Your job is to retype all of the data word for word, leaving every image out.

> [EXTRACTED RECORDS]
# # # # #
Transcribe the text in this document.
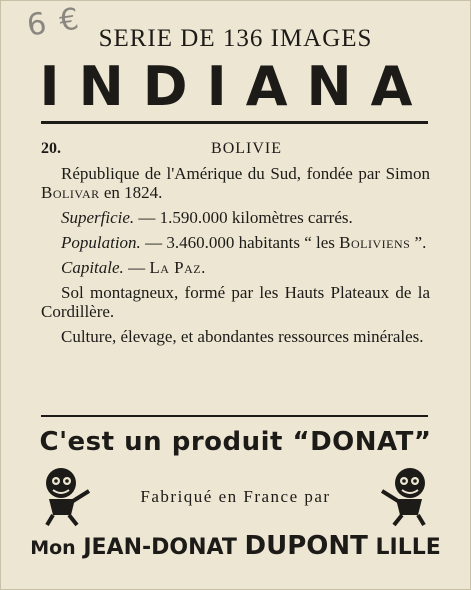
6 € SERIE DE 136 IMAGES
INDIANA
20.	BOLIVIE

République de l'Amérique du Sud, fondée par Simon Bolivar en 1824.

Superficie. — 1.590.000 kilomètres carrés.

Population. — 3.460.000 habitants “ les Boliviens ”.

Capitale. — La Paz.

Sol montagneux, formé par les Hauts Plateaux de la Cordillère.

Culture, élevage, et abondantes ressources minérales.

C'est un produit “DONAT”
Fabriqué en France par
Mon JEAN-DONAT DUPONT LILLE
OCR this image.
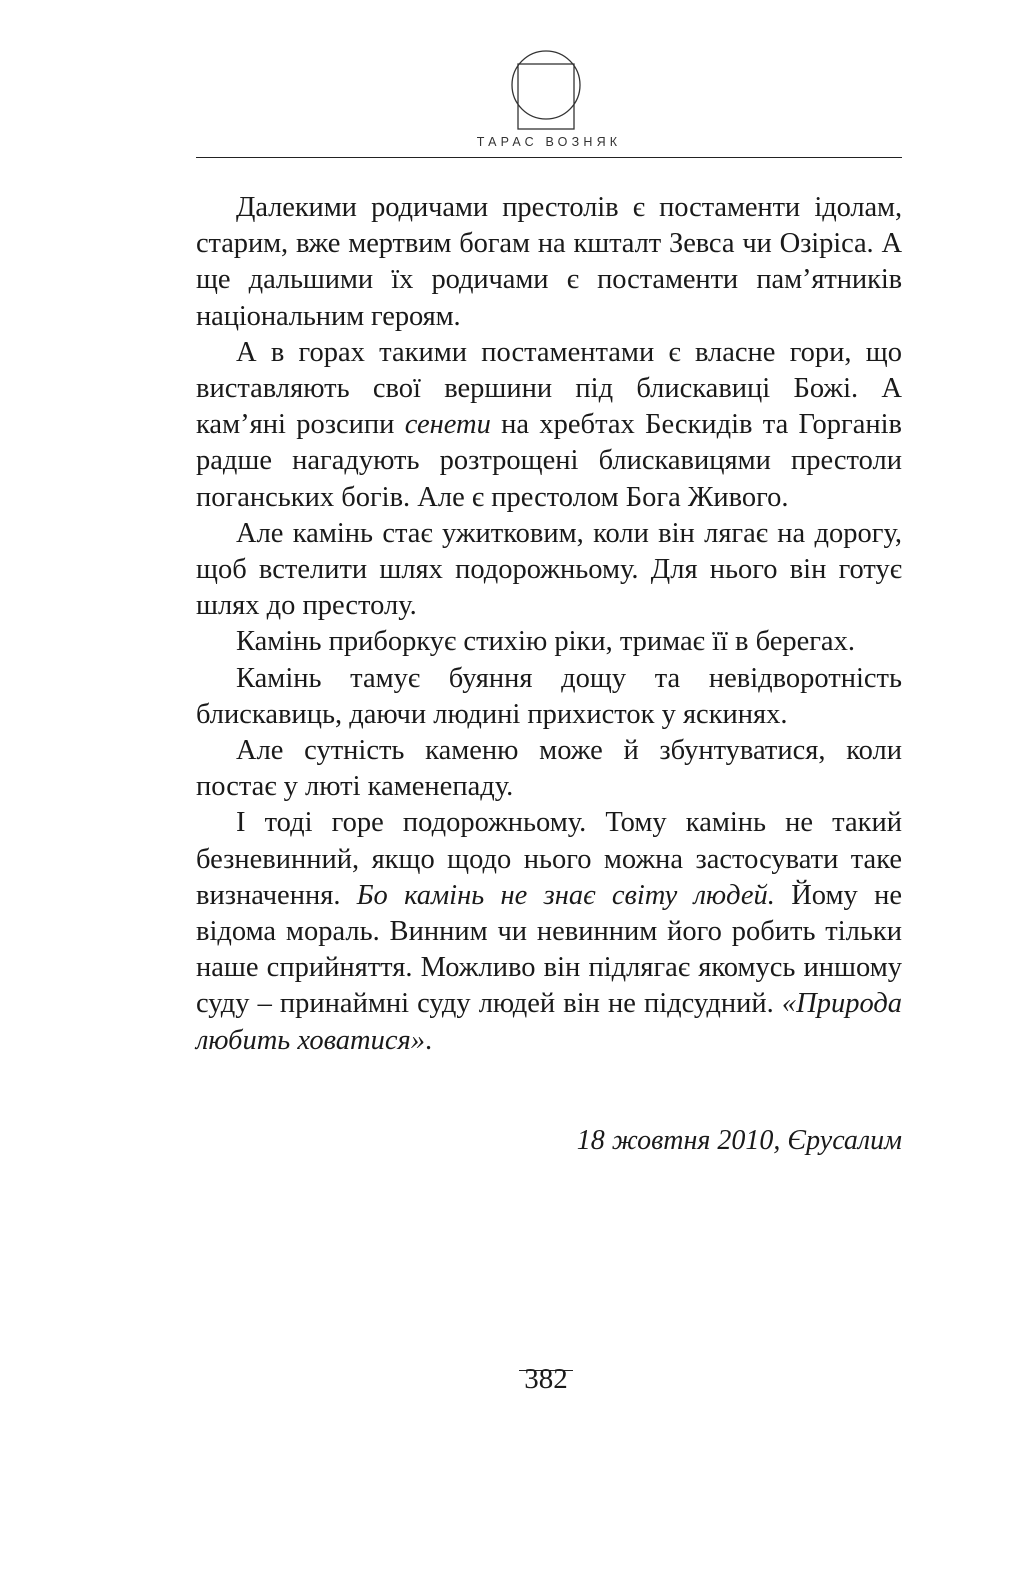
ТАРАС ВОЗНЯК

Далекими родичами престолів є постаменти ідолам, старим, вже мертвим богам на кшталт Зевса чи Озіріса. А ще дальшими їх родичами є постаменти пам’ятників національним героям.

А в горах такими постаментами є власне гори, що виставляють свої вершини під блискавиці Божі. А кам’яні розсипи сенети на хребтах Бескидів та Горганів радше нагадують розтрощені блискавицями престоли поганських богів. Але є престолом Бога Живого.

Але камінь стає ужитковим, коли він лягає на дорогу, щоб встелити шлях подорожньому. Для нього він готує шлях до престолу.

Камінь приборкує стихію ріки, тримає її в берегах.

Камінь тамує буяння дощу та невідворотність блискавиць, даючи людині прихисток у яскинях.

Але сутність каменю може й збунтуватися, коли постає у люті каменепаду.

І тоді горе подорожньому. Тому камінь не такий безневинний, якщо щодо нього можна застосувати таке визначення. Бо камінь не знає світу людей. Йому не відома мораль. Винним чи невинним його робить тільки наше сприйняття. Можливо він підлягає якомусь иншому суду – принаймні суду людей він не підсудний. «Природа любить ховатися».

18 жовтня 2010, Єрусалим
382
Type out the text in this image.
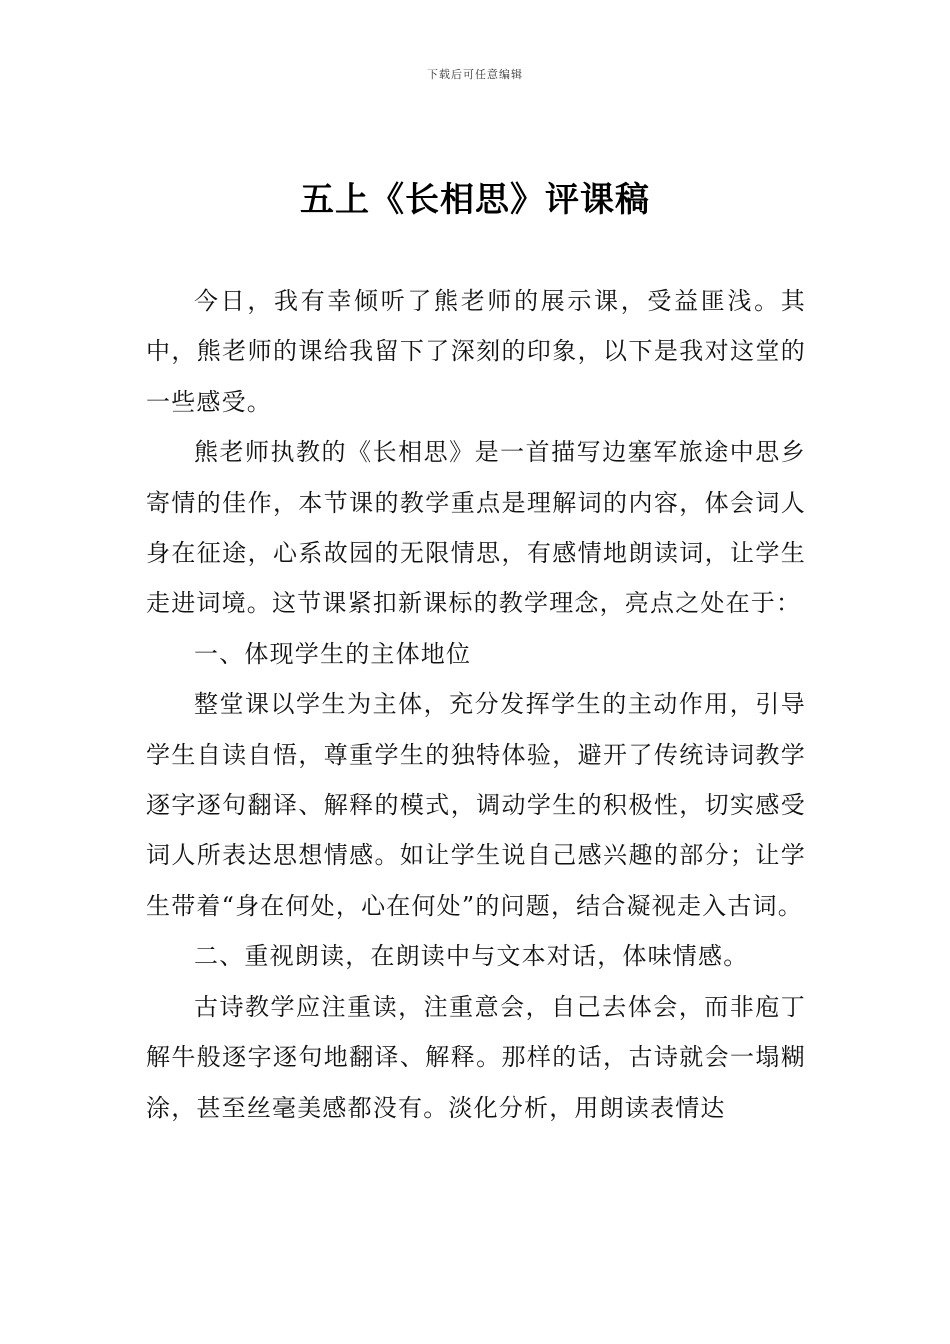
下载后可任意编辑
五上《长相思》评课稿

今日，我有幸倾听了熊老师的展示课，受益匪浅。其中，熊老师的课给我留下了深刻的印象，以下是我对这堂的一些感受。

熊老师执教的《长相思》是一首描写边塞军旅途中思乡寄情的佳作，本节课的教学重点是理解词的内容，体会词人身在征途，心系故园的无限情思，有感情地朗读词，让学生走进词境。这节课紧扣新课标的教学理念，亮点之处在于：

一、体现学生的主体地位

整堂课以学生为主体，充分发挥学生的主动作用，引导学生自读自悟，尊重学生的独特体验，避开了传统诗词教学逐字逐句翻译、解释的模式，调动学生的积极性，切实感受词人所表达思想情感。如让学生说自己感兴趣的部分；让学生带着“身在何处，心在何处”的问题，结合凝视走入古词。

二、重视朗读，在朗读中与文本对话，体味情感。

古诗教学应注重读，注重意会，自己去体会，而非庖丁解牛般逐字逐句地翻译、解释。那样的话，古诗就会一塌糊涂，甚至丝毫美感都没有。淡化分析，用朗读表情达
# # # # #
> [EXERCISE SOLUTION]
Transcribe the text in this document.
6 € SERIE DE 136 IMAGES
INDIANA
20.	BOLIVIE

République de l'Amérique du Sud, fondée par Simon Bolivar en 1824.

Superficie. — 1.590.000 kilomètres carrés.

Population. — 3.460.000 habitants “ les Boliviens ”.

Capitale. — La Paz.

Sol montagneux, formé par les Hauts Plateaux de la Cordillère.

Culture, élevage, et abondantes ressources minérales.

C'est un produit “DONAT”
Fabriqué en France par
Mon JEAN-DONAT DUPONT LILLE
OCR this image.
ТАРАС ВОЗНЯК

Далекими родичами престолів є постаменти ідолам, старим, вже мертвим богам на кшталт Зевса чи Озіріса. А ще дальшими їх родичами є постаменти пам’ятників національним героям.

А в горах такими постаментами є власне гори, що виставляють свої вершини під блискавиці Божі. А кам’яні розсипи сенети на хребтах Бескидів та Горганів радше нагадують розтрощені блискавицями престоли поганських богів. Але є престолом Бога Живого.

Але камінь стає ужитковим, коли він лягає на дорогу, щоб встелити шлях подорожньому. Для нього він готує шлях до престолу.

Камінь приборкує стихію ріки, тримає її в берегах.

Камінь тамує буяння дощу та невідворотність блискавиць, даючи людині прихисток у яскинях.

Але сутність каменю може й збунтуватися, коли постає у люті каменепаду.

І тоді горе подорожньому. Тому камінь не такий безневинний, якщо щодо нього можна застосувати таке визначення. Бо камінь не знає світу людей. Йому не відома мораль. Винним чи невинним його робить тільки наше сприйняття. Можливо він підлягає якомусь иншому суду – принаймні суду людей він не підсудний. «Природа любить ховатися».

18 жовтня 2010, Єрусалим
382
Type out the text in this image.
下载后可任意编辑
五上《长相思》评课稿

今日，我有幸倾听了熊老师的展示课，受益匪浅。其中，熊老师的课给我留下了深刻的印象，以下是我对这堂的一些感受。

熊老师执教的《长相思》是一首描写边塞军旅途中思乡寄情的佳作，本节课的教学重点是理解词的内容，体会词人身在征途，心系故园的无限情思，有感情地朗读词，让学生走进词境。这节课紧扣新课标的教学理念，亮点之处在于：

一、体现学生的主体地位

整堂课以学生为主体，充分发挥学生的主动作用，引导学生自读自悟，尊重学生的独特体验，避开了传统诗词教学逐字逐句翻译、解释的模式，调动学生的积极性，切实感受词人所表达思想情感。如让学生说自己感兴趣的部分；让学生带着“身在何处，心在何处”的问题，结合凝视走入古词。

二、重视朗读，在朗读中与文本对话，体味情感。

古诗教学应注重读，注重意会，自己去体会，而非庖丁解牛般逐字逐句地翻译、解释。那样的话，古诗就会一塌糊涂，甚至丝毫美感都没有。淡化分析，用朗读表情达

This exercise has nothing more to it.